** Task prompt **
Would you print the records below word for word, without the pictures?

** Provided data **
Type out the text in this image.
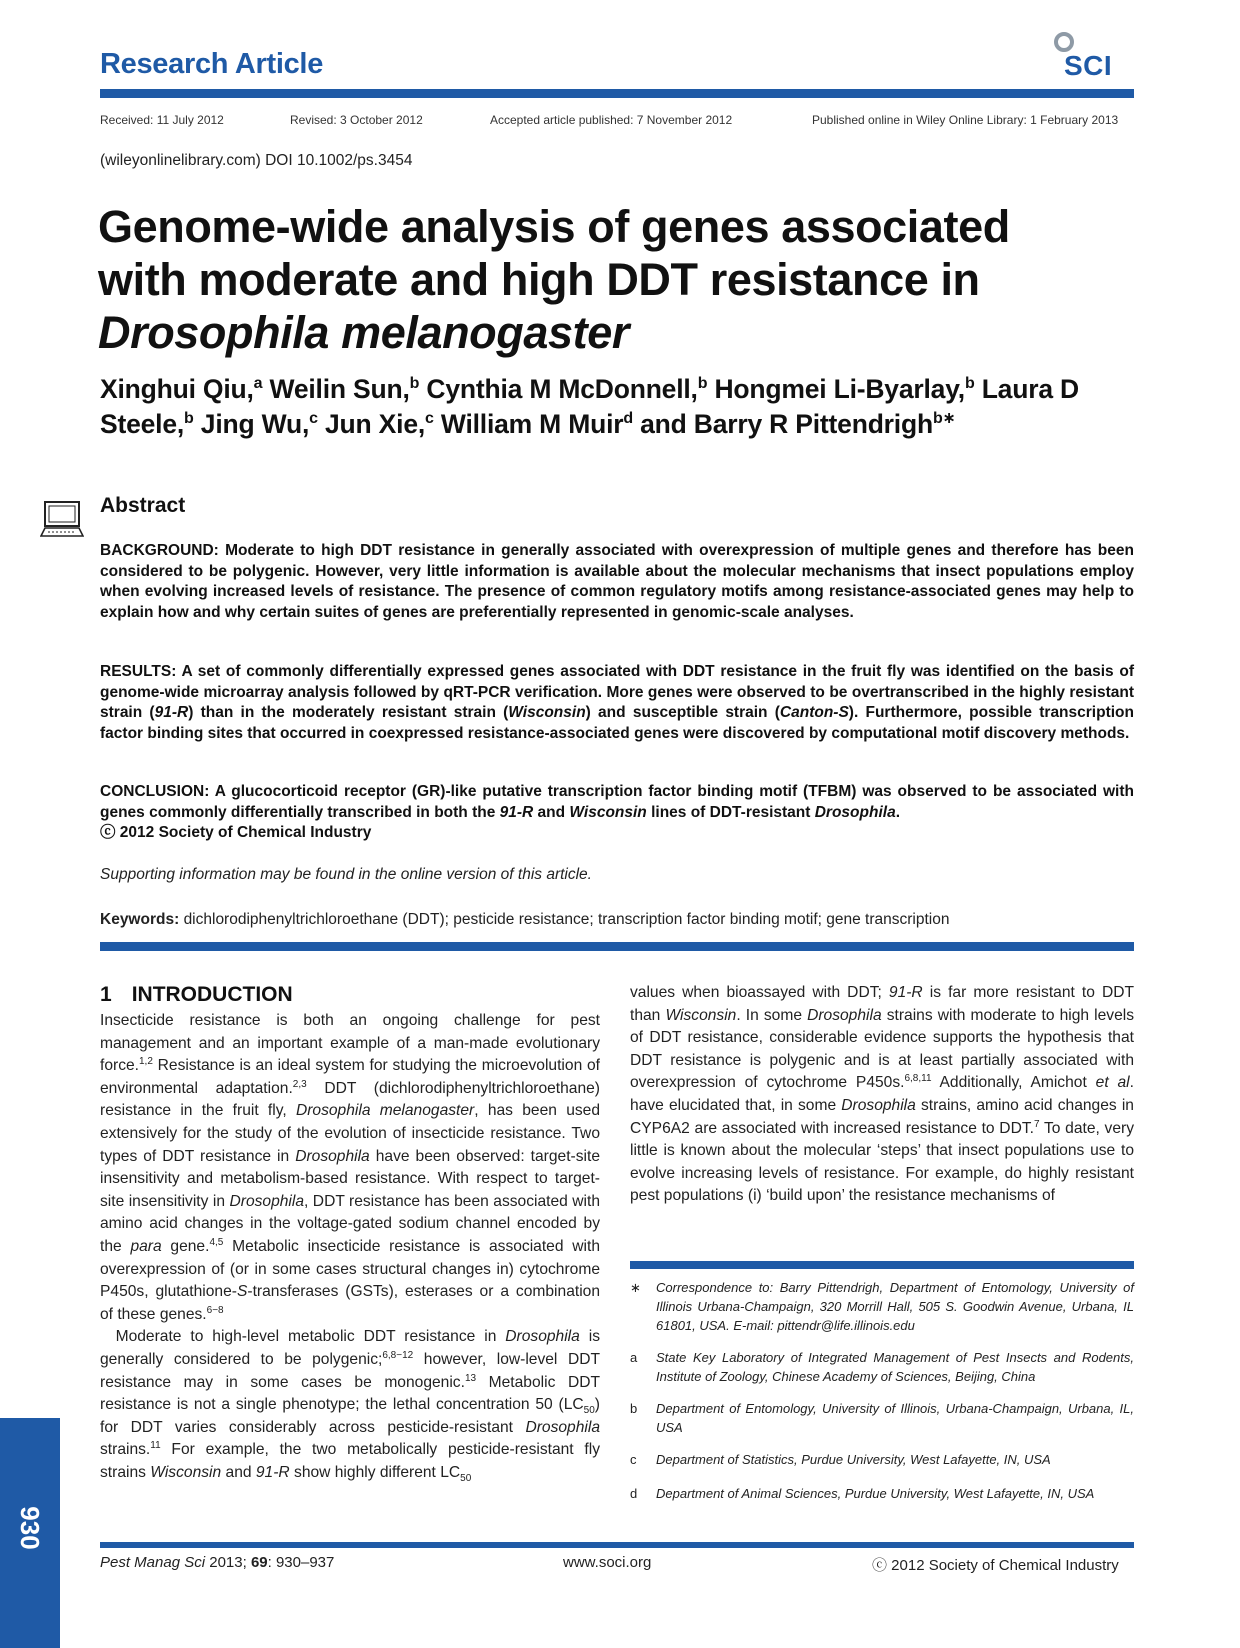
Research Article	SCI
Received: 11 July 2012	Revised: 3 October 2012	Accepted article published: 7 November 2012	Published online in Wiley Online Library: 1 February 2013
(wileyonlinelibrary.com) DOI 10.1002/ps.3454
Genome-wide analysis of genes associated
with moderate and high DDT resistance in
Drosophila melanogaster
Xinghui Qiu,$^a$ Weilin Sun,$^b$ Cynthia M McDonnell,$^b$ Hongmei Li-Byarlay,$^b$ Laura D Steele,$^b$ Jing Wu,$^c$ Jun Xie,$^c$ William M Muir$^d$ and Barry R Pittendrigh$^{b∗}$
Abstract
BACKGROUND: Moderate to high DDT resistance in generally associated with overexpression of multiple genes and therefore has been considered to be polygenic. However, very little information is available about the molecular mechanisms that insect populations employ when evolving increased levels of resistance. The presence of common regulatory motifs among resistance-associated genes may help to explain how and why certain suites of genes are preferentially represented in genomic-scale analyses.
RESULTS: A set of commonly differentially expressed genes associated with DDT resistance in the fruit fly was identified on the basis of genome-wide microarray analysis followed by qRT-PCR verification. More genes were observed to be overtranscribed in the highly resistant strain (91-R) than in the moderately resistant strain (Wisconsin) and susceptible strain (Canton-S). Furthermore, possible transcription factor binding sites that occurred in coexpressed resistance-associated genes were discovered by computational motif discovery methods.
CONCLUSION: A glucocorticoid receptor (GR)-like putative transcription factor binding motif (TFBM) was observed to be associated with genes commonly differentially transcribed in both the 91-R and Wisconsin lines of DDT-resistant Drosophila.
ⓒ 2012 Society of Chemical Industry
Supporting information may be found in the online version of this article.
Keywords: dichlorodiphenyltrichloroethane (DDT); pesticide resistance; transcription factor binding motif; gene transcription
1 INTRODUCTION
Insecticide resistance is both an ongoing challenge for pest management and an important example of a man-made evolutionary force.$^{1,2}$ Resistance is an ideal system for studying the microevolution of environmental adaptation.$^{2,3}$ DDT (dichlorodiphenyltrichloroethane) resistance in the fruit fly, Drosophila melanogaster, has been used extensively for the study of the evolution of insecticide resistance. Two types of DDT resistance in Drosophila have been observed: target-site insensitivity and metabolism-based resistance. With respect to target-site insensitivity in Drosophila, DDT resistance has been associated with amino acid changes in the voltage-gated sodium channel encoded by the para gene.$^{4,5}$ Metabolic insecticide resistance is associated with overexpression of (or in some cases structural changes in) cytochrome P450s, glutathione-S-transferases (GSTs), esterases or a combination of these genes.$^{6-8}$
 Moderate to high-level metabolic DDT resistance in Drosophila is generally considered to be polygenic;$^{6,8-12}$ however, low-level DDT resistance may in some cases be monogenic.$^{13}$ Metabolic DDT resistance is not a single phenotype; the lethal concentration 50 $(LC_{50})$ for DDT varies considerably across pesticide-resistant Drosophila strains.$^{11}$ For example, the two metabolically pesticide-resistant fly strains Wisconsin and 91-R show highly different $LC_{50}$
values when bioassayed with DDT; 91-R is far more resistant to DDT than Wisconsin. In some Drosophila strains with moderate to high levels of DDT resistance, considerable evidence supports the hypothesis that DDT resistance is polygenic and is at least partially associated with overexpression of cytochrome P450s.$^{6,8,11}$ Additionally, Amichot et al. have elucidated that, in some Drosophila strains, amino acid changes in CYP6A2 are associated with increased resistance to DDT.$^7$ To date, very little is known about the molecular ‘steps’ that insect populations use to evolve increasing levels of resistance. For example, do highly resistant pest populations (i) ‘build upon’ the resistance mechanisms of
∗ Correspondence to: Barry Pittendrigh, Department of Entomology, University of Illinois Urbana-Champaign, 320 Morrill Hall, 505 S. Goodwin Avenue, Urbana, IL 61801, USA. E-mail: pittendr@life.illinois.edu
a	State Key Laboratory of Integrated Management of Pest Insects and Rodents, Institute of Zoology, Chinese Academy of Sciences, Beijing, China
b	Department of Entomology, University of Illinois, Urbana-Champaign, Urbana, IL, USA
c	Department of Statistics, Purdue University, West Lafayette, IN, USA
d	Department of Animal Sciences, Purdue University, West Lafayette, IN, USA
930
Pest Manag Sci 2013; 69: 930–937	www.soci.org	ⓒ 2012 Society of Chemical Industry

** Result of the task **
Type out the text in this image.
Research Article	SCI
Received: 11 July 2012	Revised: 3 October 2012	Accepted article published: 7 November 2012	Published online in Wiley Online Library: 1 February 2013
(wileyonlinelibrary.com) DOI 10.1002/ps.3454
Genome-wide analysis of genes associated
with moderate and high DDT resistance in
Drosophila melanogaster
Xinghui Qiu,$^a$ Weilin Sun,$^b$ Cynthia M McDonnell,$^b$ Hongmei Li-Byarlay,$^b$ Laura D Steele,$^b$ Jing Wu,$^c$ Jun Xie,$^c$ William M Muir$^d$ and Barry R Pittendrigh$^{b∗}$
Abstract
BACKGROUND: Moderate to high DDT resistance in generally associated with overexpression of multiple genes and therefore has been considered to be polygenic. However, very little information is available about the molecular mechanisms that insect populations employ when evolving increased levels of resistance. The presence of common regulatory motifs among resistance-associated genes may help to explain how and why certain suites of genes are preferentially represented in genomic-scale analyses.
RESULTS: A set of commonly differentially expressed genes associated with DDT resistance in the fruit fly was identified on the basis of genome-wide microarray analysis followed by qRT-PCR verification. More genes were observed to be overtranscribed in the highly resistant strain (91-R) than in the moderately resistant strain (Wisconsin) and susceptible strain (Canton-S). Furthermore, possible transcription factor binding sites that occurred in coexpressed resistance-associated genes were discovered by computational motif discovery methods.
CONCLUSION: A glucocorticoid receptor (GR)-like putative transcription factor binding motif (TFBM) was observed to be associated with genes commonly differentially transcribed in both the 91-R and Wisconsin lines of DDT-resistant Drosophila.
ⓒ 2012 Society of Chemical Industry
Supporting information may be found in the online version of this article.
Keywords: dichlorodiphenyltrichloroethane (DDT); pesticide resistance; transcription factor binding motif; gene transcription
1 INTRODUCTION
Insecticide resistance is both an ongoing challenge for pest management and an important example of a man-made evolutionary force.$^{1,2}$ Resistance is an ideal system for studying the microevolution of environmental adaptation.$^{2,3}$ DDT (dichlorodiphenyltrichloroethane) resistance in the fruit fly, Drosophila melanogaster, has been used extensively for the study of the evolution of insecticide resistance. Two types of DDT resistance in Drosophila have been observed: target-site insensitivity and metabolism-based resistance. With respect to target-site insensitivity in Drosophila, DDT resistance has been associated with amino acid changes in the voltage-gated sodium channel encoded by the para gene.$^{4,5}$ Metabolic insecticide resistance is associated with overexpression of (or in some cases structural changes in) cytochrome P450s, glutathione-S-transferases (GSTs), esterases or a combination of these genes.$^{6-8}$
 Moderate to high-level metabolic DDT resistance in Drosophila is generally considered to be polygenic;$^{6,8-12}$ however, low-level DDT resistance may in some cases be monogenic.$^{13}$ Metabolic DDT resistance is not a single phenotype; the lethal concentration 50 $(LC_{50})$ for DDT varies considerably across pesticide-resistant Drosophila strains.$^{11}$ For example, the two metabolically pesticide-resistant fly strains Wisconsin and 91-R show highly different $LC_{50}$
values when bioassayed with DDT; 91-R is far more resistant to DDT than Wisconsin. In some Drosophila strains with moderate to high levels of DDT resistance, considerable evidence supports the hypothesis that DDT resistance is polygenic and is at least partially associated with overexpression of cytochrome P450s.$^{6,8,11}$ Additionally, Amichot et al. have elucidated that, in some Drosophila strains, amino acid changes in CYP6A2 are associated with increased resistance to DDT.$^7$ To date, very little is known about the molecular ‘steps’ that insect populations use to evolve increasing levels of resistance. For example, do highly resistant pest populations (i) ‘build upon’ the resistance mechanisms of
∗ Correspondence to: Barry Pittendrigh, Department of Entomology, University of Illinois Urbana-Champaign, 320 Morrill Hall, 505 S. Goodwin Avenue, Urbana, IL 61801, USA. E-mail: pittendr@life.illinois.edu
a	State Key Laboratory of Integrated Management of Pest Insects and Rodents, Institute of Zoology, Chinese Academy of Sciences, Beijing, China
b	Department of Entomology, University of Illinois, Urbana-Champaign, Urbana, IL, USA
c	Department of Statistics, Purdue University, West Lafayette, IN, USA
d	Department of Animal Sciences, Purdue University, West Lafayette, IN, USA
930
Pest Manag Sci 2013; 69: 930–937	www.soci.org	ⓒ 2012 Society of Chemical Industry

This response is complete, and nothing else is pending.